» Aim of the task
Keep only the lines of the material below that contain the word "Oldenburg". Copy those lines.

» Data for processing
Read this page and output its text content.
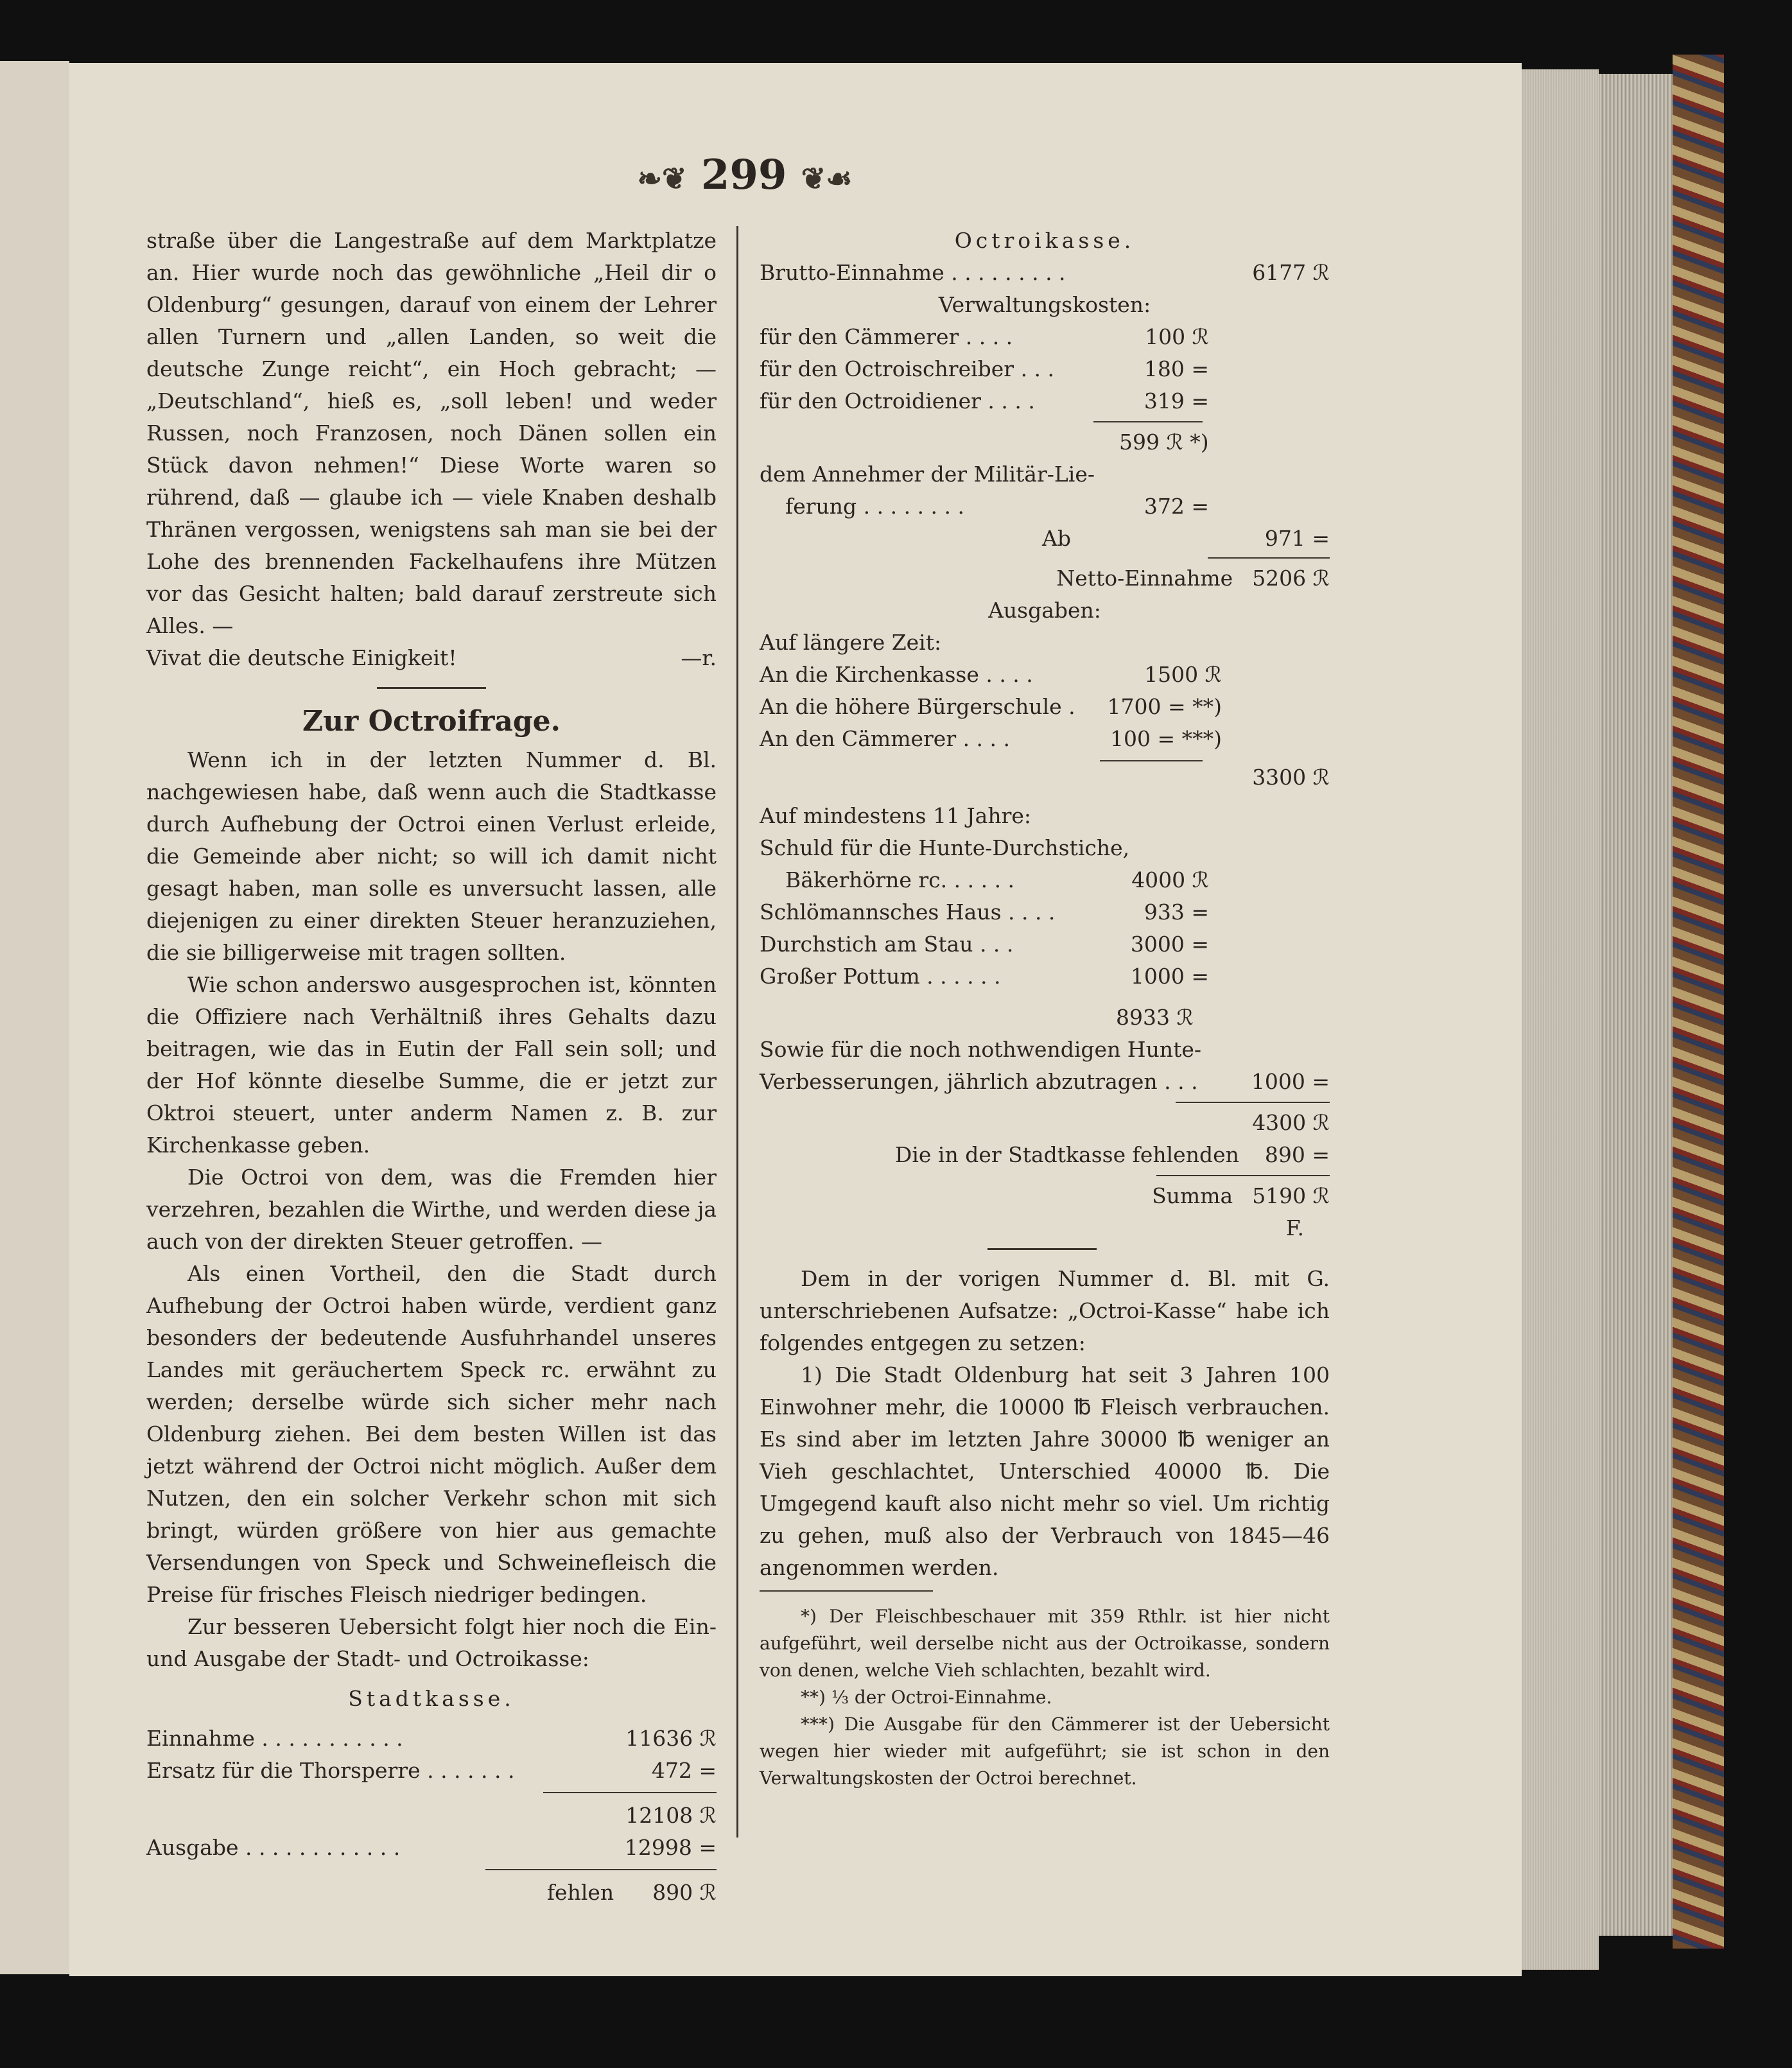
❧❦ 299 ❦☙

straße über die Langestraße auf dem Marktplatze an. Hier wurde noch das gewöhnliche „Heil dir o Oldenburg“ gesungen, darauf von einem der Lehrer allen Turnern und „allen Landen, so weit die deutsche Zunge reicht“, ein Hoch gebracht; — „Deutschland“, hieß es, „soll leben! und weder Russen, noch Franzosen, noch Dänen sollen ein Stück davon nehmen!“ Diese Worte waren so rührend, daß — glaube ich — viele Knaben deshalb Thränen vergossen, wenigstens sah man sie bei der Lohe des brennenden Fackelhaufens ihre Mützen vor das Gesicht halten; bald darauf zerstreute sich Alles. —

Vivat die deutsche Einigkeit!	—r.
Zur Octroifrage.

Wenn ich in der letzten Nummer d. Bl. nachgewiesen habe, daß wenn auch die Stadtkasse durch Aufhebung der Octroi einen Verlust erleide, die Gemeinde aber nicht; so will ich damit nicht gesagt haben, man solle es unversucht lassen, alle diejenigen zu einer direkten Steuer heranzuziehen, die sie billigerweise mit tragen sollten.

Wie schon anderswo ausgesprochen ist, könnten die Offiziere nach Verhältniß ihres Gehalts dazu beitragen, wie das in Eutin der Fall sein soll; und der Hof könnte dieselbe Summe, die er jetzt zur Oktroi steuert, unter anderm Namen z. B. zur Kirchenkasse geben.

Die Octroi von dem, was die Fremden hier verzehren, bezahlen die Wirthe, und werden diese ja auch von der direkten Steuer getroffen. —

Als einen Vortheil, den die Stadt durch Aufhebung der Octroi haben würde, verdient ganz besonders der bedeutende Ausfuhrhandel unseres Landes mit geräuchertem Speck rc. erwähnt zu werden; derselbe würde sich sicher mehr nach Oldenburg ziehen. Bei dem besten Willen ist das jetzt während der Octroi nicht möglich. Außer dem Nutzen, den ein solcher Verkehr schon mit sich bringt, würden größere von hier aus gemachte Versendungen von Speck und Schweinefleisch die Preise für frisches Fleisch niedriger bedingen.

Zur besseren Uebersicht folgt hier noch die Ein- und Ausgabe der Stadt- und Octroikasse:

Stadtkasse.
Einnahme . . . . . . . . . . .	11636 ℛ
Ersatz für die Thorsperre . . . . . . .	472 =
12108 ℛ
Ausgabe . . . . . . . . . . . .	12998 =
fehlen 890 ℛ
Octroikasse.
Brutto-Einnahme . . . . . . . . .	6177 ℛ
Verwaltungskosten:
für den Cämmerer . . . .	100 ℛ
für den Octroischreiber . . .	180 =
für den Octroidiener . . . .	319 =
599 ℛ *)
dem Annehmer der Militär-Lie-
ferung . . . . . . . .	372 =
Ab	971 =
Netto-Einnahme 5206 ℛ
Ausgaben:
Auf längere Zeit:
An die Kirchenkasse . . . .	1500 ℛ
An die höhere Bürgerschule . 1700 = **)
An den Cämmerer . . . .	100 = ***)
3300 ℛ
Auf mindestens 11 Jahre:
Schuld für die Hunte-Durchstiche,
Bäkerhörne rc. . . . . .	4000 ℛ
Schlömannsches Haus . . . .	933 =
Durchstich am Stau . . .	3000 =
Großer Pottum . . . . . .	1000 =
8933 ℛ
Sowie für die noch nothwendigen Hunte-
Verbesserungen, jährlich abzutragen . . .	1000 =
4300 ℛ
Die in der Stadtkasse fehlenden 890 =
Summa 5190 ℛ
F.

Dem in der vorigen Nummer d. Bl. mit G. unterschriebenen Aufsatze: „Octroi-Kasse“ habe ich folgendes entgegen zu setzen:

1) Die Stadt Oldenburg hat seit 3 Jahren 100 Einwohner mehr, die 10000 ℔ Fleisch verbrauchen. Es sind aber im letzten Jahre 30000 ℔ weniger an Vieh geschlachtet, Unterschied 40000 ℔. Die Umgegend kauft also nicht mehr so viel. Um richtig zu gehen, muß also der Verbrauch von 1845—46 angenommen werden.

*) Der Fleischbeschauer mit 359 Rthlr. ist hier nicht aufgeführt, weil derselbe nicht aus der Octroikasse, sondern von denen, welche Vieh schlachten, bezahlt wird.

**) ⅓ der Octroi-Einnahme.

***) Die Ausgabe für den Cämmerer ist der Uebersicht wegen hier wieder mit aufgeführt; sie ist schon in den Verwaltungskosten der Octroi berechnet.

» Solution for this task
straße über die Langestraße auf dem Marktplatze an. Hier wurde noch das gewöhnliche „Heil dir o Oldenburg“ gesungen, darauf von einem der Lehrer allen Turnern und „allen Landen, so weit die deutsche Zunge reicht“, ein Hoch gebracht; — „Deutschland“, hieß es, „soll leben! und weder Russen, noch Franzosen, noch Dänen sollen ein Stück davon nehmen!“ Diese Worte waren so rührend, daß — glaube ich — viele Knaben deshalb Thränen vergossen, wenigstens sah man sie bei der Lohe des brennenden Fackelhaufens ihre Mützen vor das Gesicht halten; bald darauf zerstreute sich Alles. —
Als einen Vortheil, den die Stadt durch Aufhebung der Octroi haben würde, verdient ganz besonders der bedeutende Ausfuhrhandel unseres Landes mit geräuchertem Speck rc. erwähnt zu werden; derselbe würde sich sicher mehr nach Oldenburg ziehen. Bei dem besten Willen ist das jetzt während der Octroi nicht möglich. Außer dem Nutzen, den ein solcher Verkehr schon mit sich bringt, würden größere von hier aus gemachte Versendungen von Speck und Schweinefleisch die Preise für frisches Fleisch niedriger bedingen.
1) Die Stadt Oldenburg hat seit 3 Jahren 100 Einwohner mehr, die 10000 ℔ Fleisch verbrauchen. Es sind aber im letzten Jahre 30000 ℔ weniger an Vieh geschlachtet, Unterschied 40000 ℔. Die Umgegend kauft also nicht mehr so viel. Um richtig zu gehen, muß also der Verbrauch von 1845—46 angenommen werden.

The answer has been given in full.